*INSTRUCTION:*
Repeat the listing in full, exactly as it stands.

*DATA PROVIDED:*

***

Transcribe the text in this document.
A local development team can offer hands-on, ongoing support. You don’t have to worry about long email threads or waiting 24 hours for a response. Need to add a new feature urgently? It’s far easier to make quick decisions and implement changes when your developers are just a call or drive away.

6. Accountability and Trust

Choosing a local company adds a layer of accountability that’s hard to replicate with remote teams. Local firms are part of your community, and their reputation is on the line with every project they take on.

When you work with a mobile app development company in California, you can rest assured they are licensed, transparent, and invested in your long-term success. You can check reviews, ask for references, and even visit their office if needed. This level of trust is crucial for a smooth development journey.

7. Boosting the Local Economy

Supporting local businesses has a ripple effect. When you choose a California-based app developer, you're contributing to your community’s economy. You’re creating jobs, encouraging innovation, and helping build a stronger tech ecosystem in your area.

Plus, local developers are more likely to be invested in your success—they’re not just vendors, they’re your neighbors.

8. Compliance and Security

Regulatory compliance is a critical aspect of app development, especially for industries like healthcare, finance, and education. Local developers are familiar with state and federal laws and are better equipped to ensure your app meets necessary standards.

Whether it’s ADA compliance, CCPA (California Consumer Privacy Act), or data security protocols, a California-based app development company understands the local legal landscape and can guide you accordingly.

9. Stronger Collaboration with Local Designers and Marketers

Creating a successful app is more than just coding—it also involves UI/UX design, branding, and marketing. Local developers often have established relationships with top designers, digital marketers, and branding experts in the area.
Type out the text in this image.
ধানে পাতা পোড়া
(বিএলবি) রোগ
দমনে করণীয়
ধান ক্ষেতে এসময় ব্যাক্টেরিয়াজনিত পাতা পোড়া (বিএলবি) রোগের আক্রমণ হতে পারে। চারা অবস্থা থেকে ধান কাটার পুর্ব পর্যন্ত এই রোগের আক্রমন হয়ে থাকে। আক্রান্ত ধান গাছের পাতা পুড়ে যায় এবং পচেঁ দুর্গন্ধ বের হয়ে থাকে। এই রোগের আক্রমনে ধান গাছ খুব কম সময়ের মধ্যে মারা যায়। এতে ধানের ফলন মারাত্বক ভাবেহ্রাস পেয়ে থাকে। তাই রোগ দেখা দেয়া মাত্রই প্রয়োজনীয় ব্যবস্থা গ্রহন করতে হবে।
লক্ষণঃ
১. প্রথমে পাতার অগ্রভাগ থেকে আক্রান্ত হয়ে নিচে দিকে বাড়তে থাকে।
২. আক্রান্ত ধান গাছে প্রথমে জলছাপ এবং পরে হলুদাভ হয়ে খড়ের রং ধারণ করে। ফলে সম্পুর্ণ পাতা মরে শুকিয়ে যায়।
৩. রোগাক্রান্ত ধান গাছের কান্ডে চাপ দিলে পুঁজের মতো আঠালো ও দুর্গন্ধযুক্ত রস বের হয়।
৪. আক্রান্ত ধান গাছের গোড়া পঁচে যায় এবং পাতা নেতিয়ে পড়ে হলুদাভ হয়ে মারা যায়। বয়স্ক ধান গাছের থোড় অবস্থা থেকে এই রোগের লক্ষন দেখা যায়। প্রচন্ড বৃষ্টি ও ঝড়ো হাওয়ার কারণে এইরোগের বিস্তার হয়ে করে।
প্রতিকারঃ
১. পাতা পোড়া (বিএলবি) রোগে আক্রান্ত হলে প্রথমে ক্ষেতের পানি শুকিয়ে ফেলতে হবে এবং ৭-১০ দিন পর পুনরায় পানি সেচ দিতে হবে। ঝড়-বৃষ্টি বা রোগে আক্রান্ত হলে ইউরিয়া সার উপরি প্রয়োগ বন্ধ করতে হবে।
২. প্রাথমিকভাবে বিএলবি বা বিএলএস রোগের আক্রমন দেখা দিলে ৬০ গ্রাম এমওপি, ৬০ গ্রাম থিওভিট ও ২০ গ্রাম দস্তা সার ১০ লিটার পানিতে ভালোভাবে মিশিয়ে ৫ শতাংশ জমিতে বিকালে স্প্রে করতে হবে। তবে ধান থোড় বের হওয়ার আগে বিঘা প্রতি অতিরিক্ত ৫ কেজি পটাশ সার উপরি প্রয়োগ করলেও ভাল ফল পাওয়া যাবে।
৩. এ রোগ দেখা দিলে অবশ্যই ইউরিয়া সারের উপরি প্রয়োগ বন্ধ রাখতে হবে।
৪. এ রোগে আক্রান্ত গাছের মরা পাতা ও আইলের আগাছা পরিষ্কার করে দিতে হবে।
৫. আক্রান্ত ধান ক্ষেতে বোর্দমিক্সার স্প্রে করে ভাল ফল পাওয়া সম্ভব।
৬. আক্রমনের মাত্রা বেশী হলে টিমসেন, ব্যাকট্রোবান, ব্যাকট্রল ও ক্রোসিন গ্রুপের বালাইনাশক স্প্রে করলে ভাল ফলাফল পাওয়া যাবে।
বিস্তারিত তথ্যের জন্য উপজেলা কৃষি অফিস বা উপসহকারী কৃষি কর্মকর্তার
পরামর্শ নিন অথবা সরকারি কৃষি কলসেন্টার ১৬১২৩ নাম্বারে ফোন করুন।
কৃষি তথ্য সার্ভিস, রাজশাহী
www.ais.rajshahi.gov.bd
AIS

***

*SOLVED EXERCISE:*
Transcribe the text in this document.
A local development team can offer hands-on, ongoing support. You don’t have to worry about long email threads or waiting 24 hours for a response. Need to add a new feature urgently? It’s far easier to make quick decisions and implement changes when your developers are just a call or drive away.

6. Accountability and Trust

Choosing a local company adds a layer of accountability that’s hard to replicate with remote teams. Local firms are part of your community, and their reputation is on the line with every project they take on.

When you work with a mobile app development company in California, you can rest assured they are licensed, transparent, and invested in your long-term success. You can check reviews, ask for references, and even visit their office if needed. This level of trust is crucial for a smooth development journey.

7. Boosting the Local Economy

Supporting local businesses has a ripple effect. When you choose a California-based app developer, you're contributing to your community’s economy. You’re creating jobs, encouraging innovation, and helping build a stronger tech ecosystem in your area.

Plus, local developers are more likely to be invested in your success—they’re not just vendors, they’re your neighbors.

8. Compliance and Security

Regulatory compliance is a critical aspect of app development, especially for industries like healthcare, finance, and education. Local developers are familiar with state and federal laws and are better equipped to ensure your app meets necessary standards.

Whether it’s ADA compliance, CCPA (California Consumer Privacy Act), or data security protocols, a California-based app development company understands the local legal landscape and can guide you accordingly.

9. Stronger Collaboration with Local Designers and Marketers

Creating a successful app is more than just coding—it also involves UI/UX design, branding, and marketing. Local developers often have established relationships with top designers, digital marketers, and branding experts in the area.
Type out the text in this image.
ধানে পাতা পোড়া
(বিএলবি) রোগ
দমনে করণীয়
ধান ক্ষেতে এসময় ব্যাক্টেরিয়াজনিত পাতা পোড়া (বিএলবি) রোগের আক্রমণ হতে পারে। চারা অবস্থা থেকে ধান কাটার পুর্ব পর্যন্ত এই রোগের আক্রমন হয়ে থাকে। আক্রান্ত ধান গাছের পাতা পুড়ে যায় এবং পচেঁ দুর্গন্ধ বের হয়ে থাকে। এই রোগের আক্রমনে ধান গাছ খুব কম সময়ের মধ্যে মারা যায়। এতে ধানের ফলন মারাত্বক ভাবেহ্রাস পেয়ে থাকে। তাই রোগ দেখা দেয়া মাত্রই প্রয়োজনীয় ব্যবস্থা গ্রহন করতে হবে।
লক্ষণঃ
১. প্রথমে পাতার অগ্রভাগ থেকে আক্রান্ত হয়ে নিচে দিকে বাড়তে থাকে।
২. আক্রান্ত ধান গাছে প্রথমে জলছাপ এবং পরে হলুদাভ হয়ে খড়ের রং ধারণ করে। ফলে সম্পুর্ণ পাতা মরে শুকিয়ে যায়।
৩. রোগাক্রান্ত ধান গাছের কান্ডে চাপ দিলে পুঁজের মতো আঠালো ও দুর্গন্ধযুক্ত রস বের হয়।
৪. আক্রান্ত ধান গাছের গোড়া পঁচে যায় এবং পাতা নেতিয়ে পড়ে হলুদাভ হয়ে মারা যায়। বয়স্ক ধান গাছের থোড় অবস্থা থেকে এই রোগের লক্ষন দেখা যায়। প্রচন্ড বৃষ্টি ও ঝড়ো হাওয়ার কারণে এইরোগের বিস্তার হয়ে করে।
প্রতিকারঃ
১. পাতা পোড়া (বিএলবি) রোগে আক্রান্ত হলে প্রথমে ক্ষেতের পানি শুকিয়ে ফেলতে হবে এবং ৭-১০ দিন পর পুনরায় পানি সেচ দিতে হবে। ঝড়-বৃষ্টি বা রোগে আক্রান্ত হলে ইউরিয়া সার উপরি প্রয়োগ বন্ধ করতে হবে।
২. প্রাথমিকভাবে বিএলবি বা বিএলএস রোগের আক্রমন দেখা দিলে ৬০ গ্রাম এমওপি, ৬০ গ্রাম থিওভিট ও ২০ গ্রাম দস্তা সার ১০ লিটার পানিতে ভালোভাবে মিশিয়ে ৫ শতাংশ জমিতে বিকালে স্প্রে করতে হবে। তবে ধান থোড় বের হওয়ার আগে বিঘা প্রতি অতিরিক্ত ৫ কেজি পটাশ সার উপরি প্রয়োগ করলেও ভাল ফল পাওয়া যাবে।
৩. এ রোগ দেখা দিলে অবশ্যই ইউরিয়া সারের উপরি প্রয়োগ বন্ধ রাখতে হবে।
৪. এ রোগে আক্রান্ত গাছের মরা পাতা ও আইলের আগাছা পরিষ্কার করে দিতে হবে।
৫. আক্রান্ত ধান ক্ষেতে বোর্দমিক্সার স্প্রে করে ভাল ফল পাওয়া সম্ভব।
৬. আক্রমনের মাত্রা বেশী হলে টিমসেন, ব্যাকট্রোবান, ব্যাকট্রল ও ক্রোসিন গ্রুপের বালাইনাশক স্প্রে করলে ভাল ফলাফল পাওয়া যাবে।
বিস্তারিত তথ্যের জন্য উপজেলা কৃষি অফিস বা উপসহকারী কৃষি কর্মকর্তার
পরামর্শ নিন অথবা সরকারি কৃষি কলসেন্টার ১৬১২৩ নাম্বারে ফোন করুন।
কৃষি তথ্য সার্ভিস, রাজশাহী
www.ais.rajshahi.gov.bd
AIS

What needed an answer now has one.